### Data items
§ §
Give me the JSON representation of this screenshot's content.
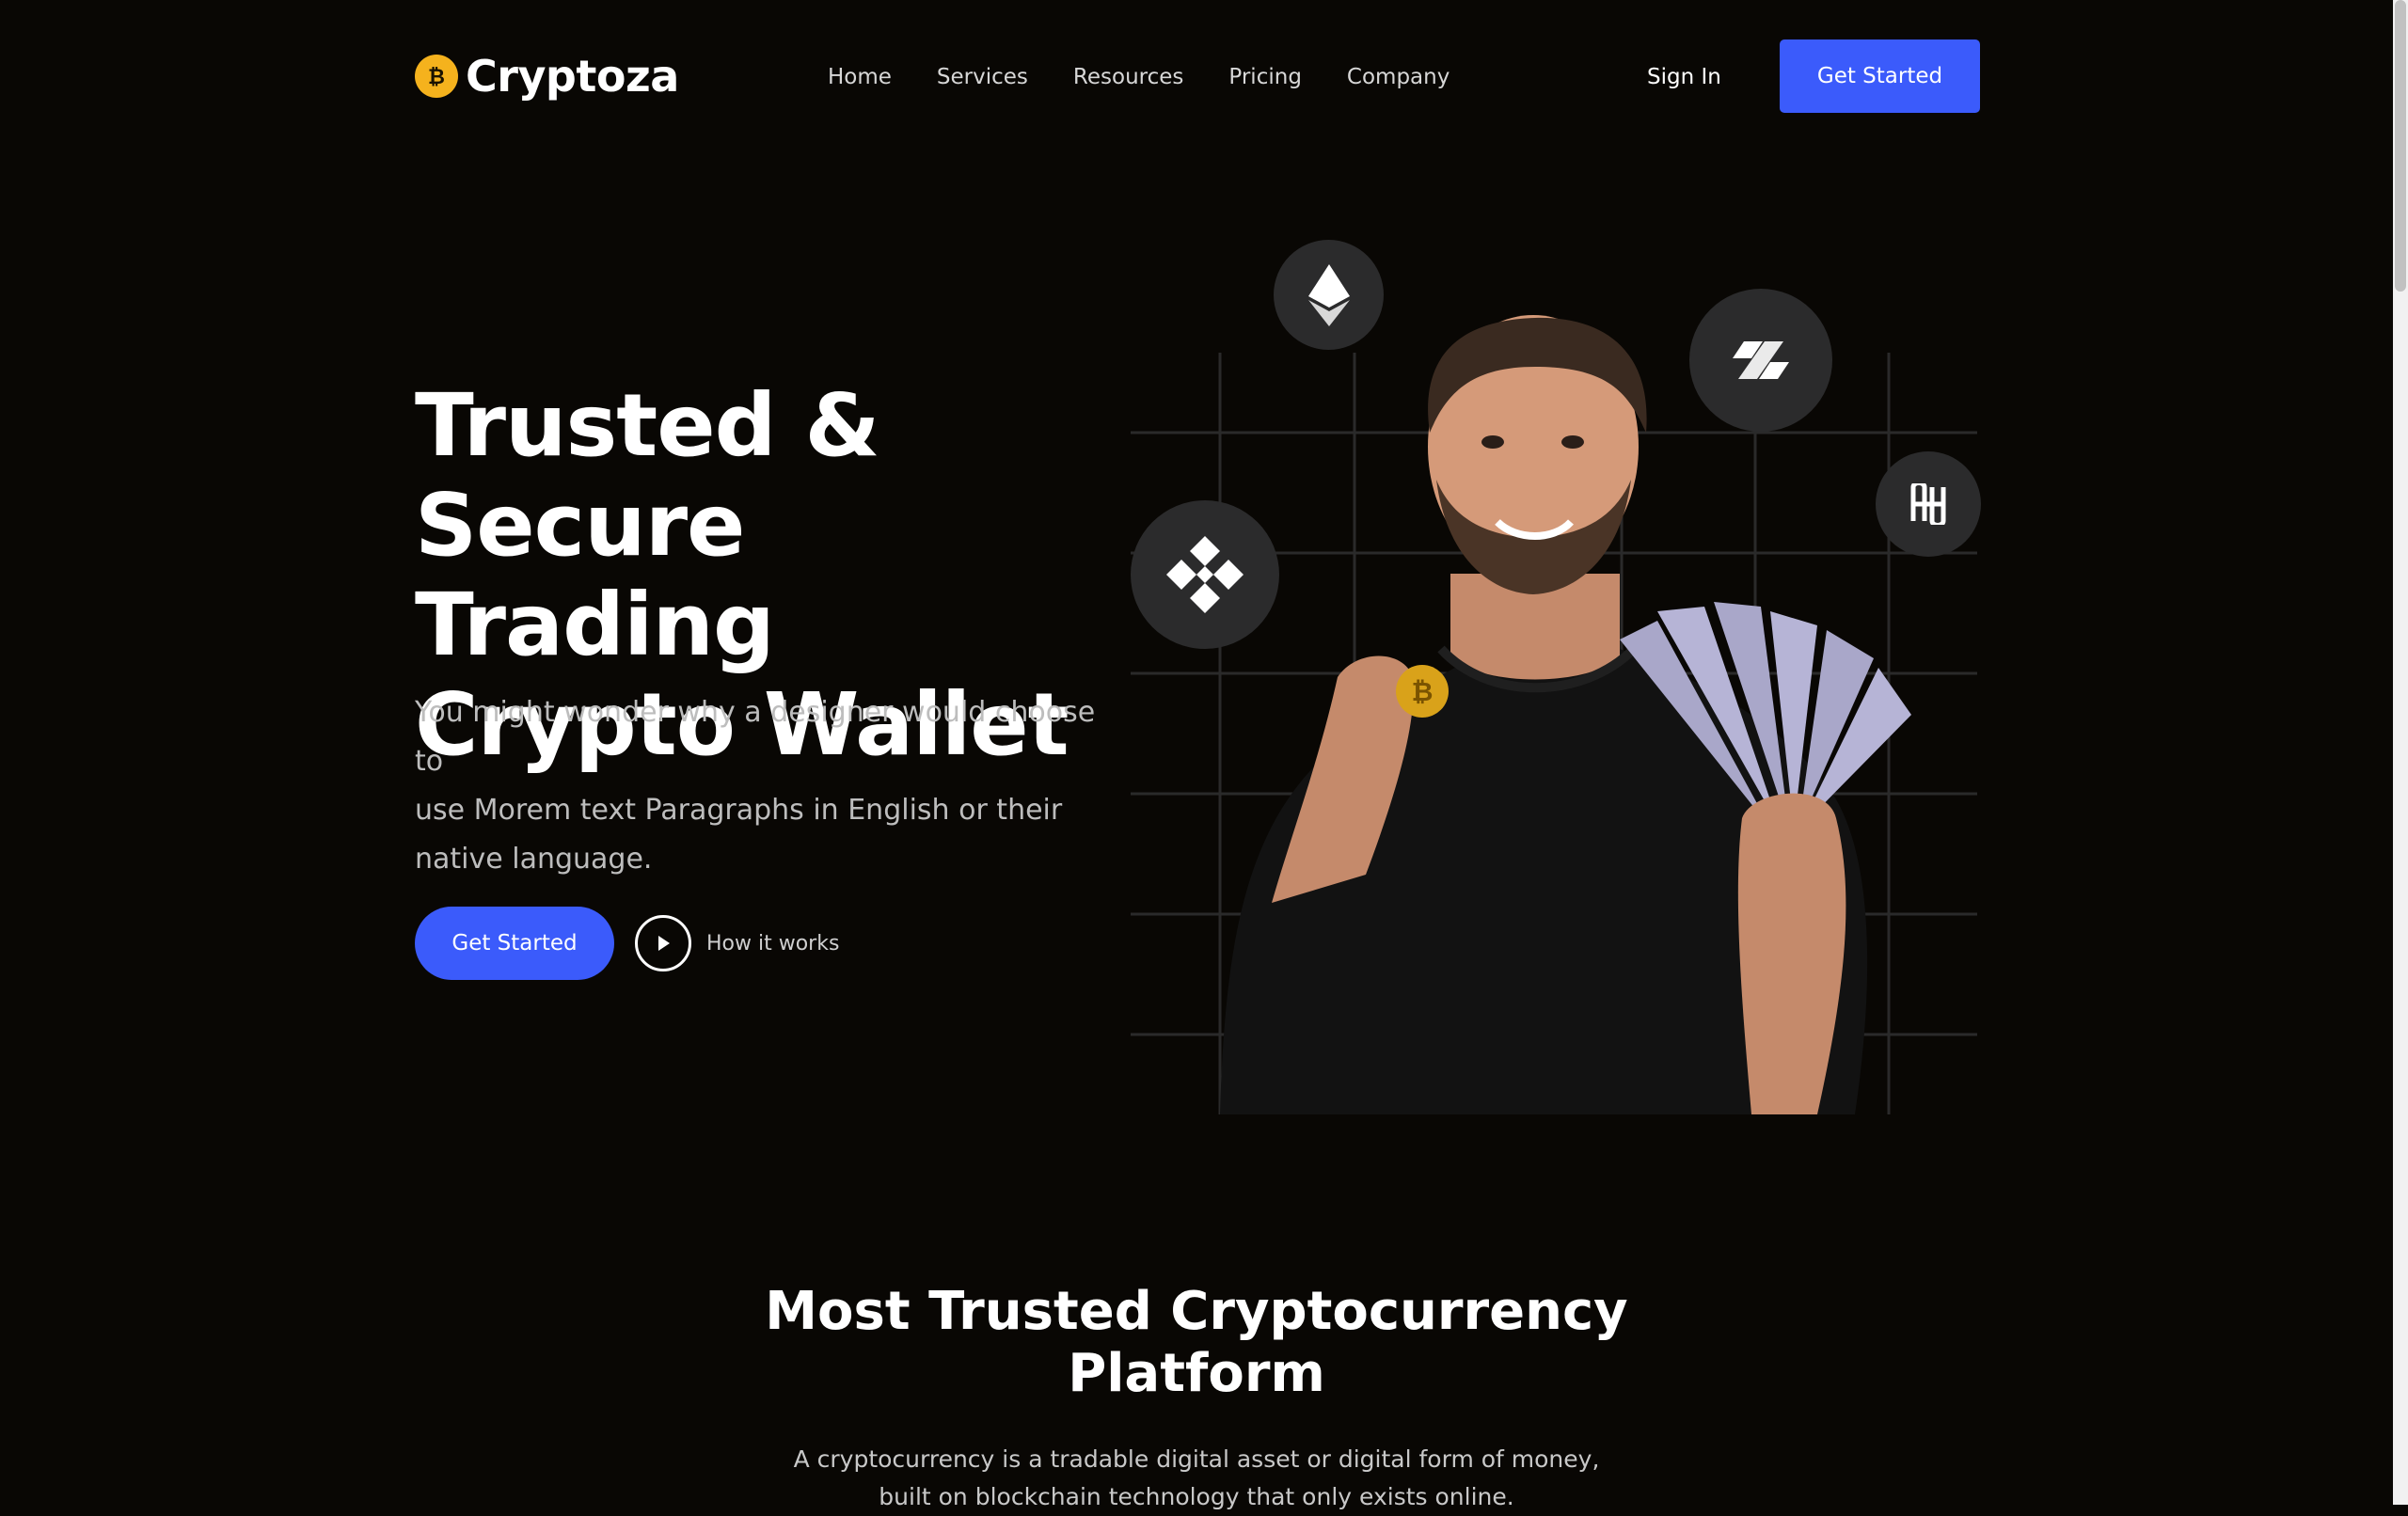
{
  "brand": {
    "name": "Cryptoza",
    "logo_icon": "bitcoin-coin-icon",
    "accent": "#3b5bfb",
    "coin_color": "#f5b21d"
  },
  "nav": {
    "items": [
      {
        "label": "Home"
      },
      {
        "label": "Services"
      },
      {
        "label": "Resources"
      },
      {
        "label": "Pricing"
      },
      {
        "label": "Company"
      }
    ],
    "sign_in": "Sign In",
    "cta": "Get Started"
  },
  "hero": {
    "title_lines": [
      "Trusted &",
      "Secure Trading",
      "Crypto Wallet"
    ],
    "subtitle_lines": [
      "You might wonder why a designer would choose to",
      "use Morem text Paragraphs in English or their",
      "native language."
    ],
    "cta": "Get Started",
    "secondary": "How it works",
    "coin_icons": [
      "ethereum-icon",
      "horizen-icon",
      "binance-icon",
      "harmony-icon"
    ]
  },
  "section": {
    "title_lines": [
      "Most Trusted Cryptocurrency",
      "Platform"
    ],
    "subtitle_lines": [
      "A cryptocurrency is a tradable digital asset or digital form of money,",
      "built on blockchain technology that only exists online."
    ]
  }
}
§ §
### Short exercise
Restate the entire listing word for word, excluding pictures.

### Written solution
Give me the JSON representation of this screenshot's content.
{
  "brand": {
    "name": "Cryptoza",
    "logo_icon": "bitcoin-coin-icon",
    "accent": "#3b5bfb",
    "coin_color": "#f5b21d"
  },
  "nav": {
    "items": [
      {
        "label": "Home"
      },
      {
        "label": "Services"
      },
      {
        "label": "Resources"
      },
      {
        "label": "Pricing"
      },
      {
        "label": "Company"
      }
    ],
    "sign_in": "Sign In",
    "cta": "Get Started"
  },
  "hero": {
    "title_lines": [
      "Trusted &",
      "Secure Trading",
      "Crypto Wallet"
    ],
    "subtitle_lines": [
      "You might wonder why a designer would choose to",
      "use Morem text Paragraphs in English or their",
      "native language."
    ],
    "cta": "Get Started",
    "secondary": "How it works",
    "coin_icons": [
      "ethereum-icon",
      "horizen-icon",
      "binance-icon",
      "harmony-icon"
    ]
  },
  "section": {
    "title_lines": [
      "Most Trusted Cryptocurrency",
      "Platform"
    ],
    "subtitle_lines": [
      "A cryptocurrency is a tradable digital asset or digital form of money,",
      "built on blockchain technology that only exists online."
    ]
  }
}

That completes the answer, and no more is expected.